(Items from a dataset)
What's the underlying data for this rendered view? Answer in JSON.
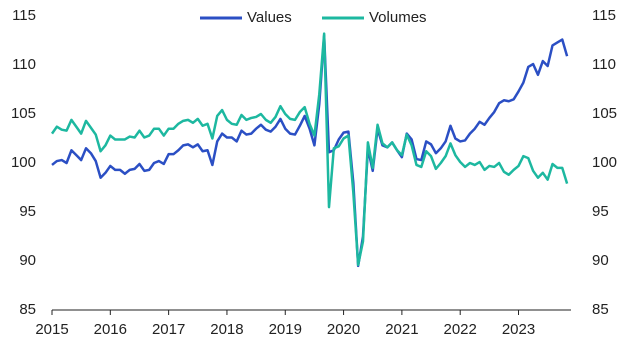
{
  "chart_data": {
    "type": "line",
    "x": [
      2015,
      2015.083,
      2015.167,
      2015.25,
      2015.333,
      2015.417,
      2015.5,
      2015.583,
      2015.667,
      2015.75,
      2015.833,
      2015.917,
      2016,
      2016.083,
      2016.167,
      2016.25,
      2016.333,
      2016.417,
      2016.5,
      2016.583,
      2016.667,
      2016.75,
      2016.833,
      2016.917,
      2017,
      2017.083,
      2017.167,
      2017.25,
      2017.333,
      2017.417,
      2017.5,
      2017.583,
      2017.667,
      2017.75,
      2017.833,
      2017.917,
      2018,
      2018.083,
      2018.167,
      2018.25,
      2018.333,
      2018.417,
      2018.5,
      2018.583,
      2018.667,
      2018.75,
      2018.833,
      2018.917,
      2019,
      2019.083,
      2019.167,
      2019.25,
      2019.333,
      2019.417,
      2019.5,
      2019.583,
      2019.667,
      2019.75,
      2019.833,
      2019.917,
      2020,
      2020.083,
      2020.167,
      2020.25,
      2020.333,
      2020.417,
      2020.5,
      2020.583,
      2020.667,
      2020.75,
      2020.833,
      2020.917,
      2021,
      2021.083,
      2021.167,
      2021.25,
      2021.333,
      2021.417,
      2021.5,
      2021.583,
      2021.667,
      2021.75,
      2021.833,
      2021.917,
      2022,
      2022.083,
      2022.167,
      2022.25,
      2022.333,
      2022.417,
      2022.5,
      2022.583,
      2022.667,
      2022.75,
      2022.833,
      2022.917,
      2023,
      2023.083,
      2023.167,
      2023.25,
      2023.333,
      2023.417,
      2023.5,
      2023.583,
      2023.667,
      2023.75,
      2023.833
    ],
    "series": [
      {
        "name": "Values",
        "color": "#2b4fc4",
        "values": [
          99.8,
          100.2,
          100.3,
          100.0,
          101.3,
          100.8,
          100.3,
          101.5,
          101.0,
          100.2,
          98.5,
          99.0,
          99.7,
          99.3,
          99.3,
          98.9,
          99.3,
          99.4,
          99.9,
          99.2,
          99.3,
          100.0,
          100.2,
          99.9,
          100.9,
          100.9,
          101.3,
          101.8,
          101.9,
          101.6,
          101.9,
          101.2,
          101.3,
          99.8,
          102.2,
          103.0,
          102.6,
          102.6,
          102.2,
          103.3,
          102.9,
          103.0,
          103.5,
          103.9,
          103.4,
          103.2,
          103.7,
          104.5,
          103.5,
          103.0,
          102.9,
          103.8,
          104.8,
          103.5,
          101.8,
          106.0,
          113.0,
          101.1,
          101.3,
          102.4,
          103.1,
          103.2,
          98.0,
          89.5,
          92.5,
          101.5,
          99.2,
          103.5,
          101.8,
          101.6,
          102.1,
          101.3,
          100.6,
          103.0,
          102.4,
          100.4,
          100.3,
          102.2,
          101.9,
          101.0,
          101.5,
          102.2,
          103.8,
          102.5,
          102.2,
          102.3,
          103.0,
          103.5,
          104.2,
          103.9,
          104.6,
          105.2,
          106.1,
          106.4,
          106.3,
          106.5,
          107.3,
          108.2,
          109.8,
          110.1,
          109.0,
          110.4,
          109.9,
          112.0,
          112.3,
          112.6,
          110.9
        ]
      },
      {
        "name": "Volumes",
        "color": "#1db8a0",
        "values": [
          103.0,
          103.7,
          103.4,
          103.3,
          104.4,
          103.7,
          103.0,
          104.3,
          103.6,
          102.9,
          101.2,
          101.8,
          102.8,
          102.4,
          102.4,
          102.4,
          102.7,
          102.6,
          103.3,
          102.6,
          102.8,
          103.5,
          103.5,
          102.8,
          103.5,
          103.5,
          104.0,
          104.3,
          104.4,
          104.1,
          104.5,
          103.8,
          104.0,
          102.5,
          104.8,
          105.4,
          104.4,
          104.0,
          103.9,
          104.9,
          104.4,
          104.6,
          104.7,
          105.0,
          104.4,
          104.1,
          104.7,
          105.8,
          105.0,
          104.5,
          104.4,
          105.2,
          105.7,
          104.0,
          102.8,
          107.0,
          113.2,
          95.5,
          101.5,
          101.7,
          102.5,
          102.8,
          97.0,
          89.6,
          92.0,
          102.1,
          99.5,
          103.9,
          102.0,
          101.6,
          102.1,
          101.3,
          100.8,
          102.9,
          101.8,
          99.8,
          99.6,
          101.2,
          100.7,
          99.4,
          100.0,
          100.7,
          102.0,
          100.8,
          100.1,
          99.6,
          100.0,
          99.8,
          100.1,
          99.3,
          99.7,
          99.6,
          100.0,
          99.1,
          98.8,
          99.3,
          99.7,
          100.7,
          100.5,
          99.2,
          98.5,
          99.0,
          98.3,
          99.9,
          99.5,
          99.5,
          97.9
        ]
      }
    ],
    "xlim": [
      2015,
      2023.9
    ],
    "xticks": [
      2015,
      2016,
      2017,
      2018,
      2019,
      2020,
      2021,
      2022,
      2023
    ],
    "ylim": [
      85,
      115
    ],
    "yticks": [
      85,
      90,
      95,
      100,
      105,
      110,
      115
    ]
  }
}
...
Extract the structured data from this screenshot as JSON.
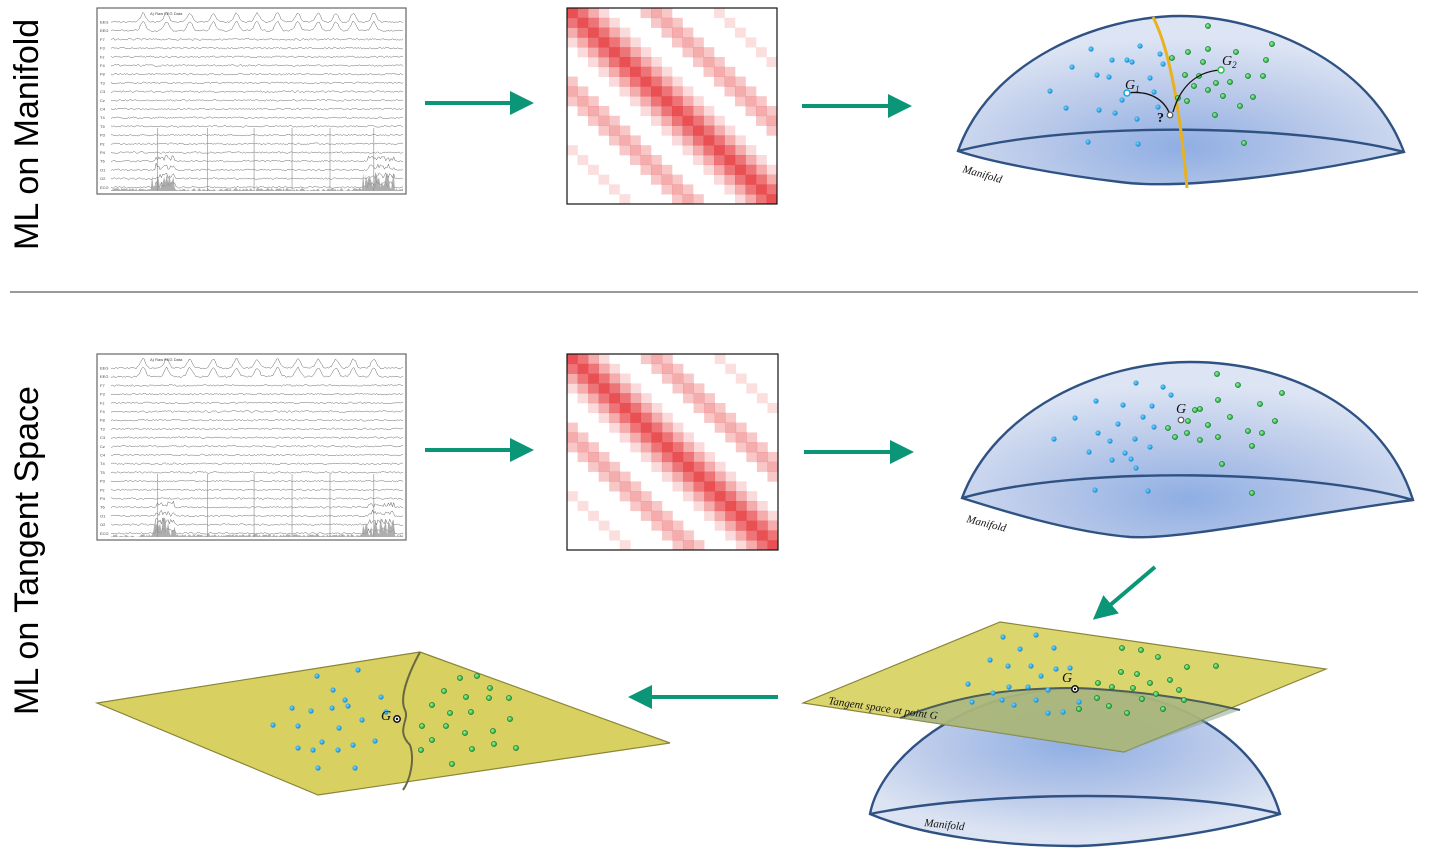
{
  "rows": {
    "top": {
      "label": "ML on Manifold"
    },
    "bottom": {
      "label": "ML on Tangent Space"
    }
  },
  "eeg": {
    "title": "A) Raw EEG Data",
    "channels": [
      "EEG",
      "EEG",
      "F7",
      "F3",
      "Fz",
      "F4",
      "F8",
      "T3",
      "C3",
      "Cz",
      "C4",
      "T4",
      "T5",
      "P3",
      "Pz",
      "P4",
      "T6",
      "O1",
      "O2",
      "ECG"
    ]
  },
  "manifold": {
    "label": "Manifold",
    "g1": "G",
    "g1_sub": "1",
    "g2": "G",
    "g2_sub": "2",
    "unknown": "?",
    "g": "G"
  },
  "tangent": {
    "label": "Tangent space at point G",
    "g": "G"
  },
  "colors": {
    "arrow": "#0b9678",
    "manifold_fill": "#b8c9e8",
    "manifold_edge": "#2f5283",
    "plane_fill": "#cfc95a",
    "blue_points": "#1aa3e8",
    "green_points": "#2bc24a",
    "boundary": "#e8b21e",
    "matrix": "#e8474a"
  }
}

▶ **Exercise goal**
State how many lines of the records hold the string "this", and nothing else.

▶ **Answer to the exercise**
2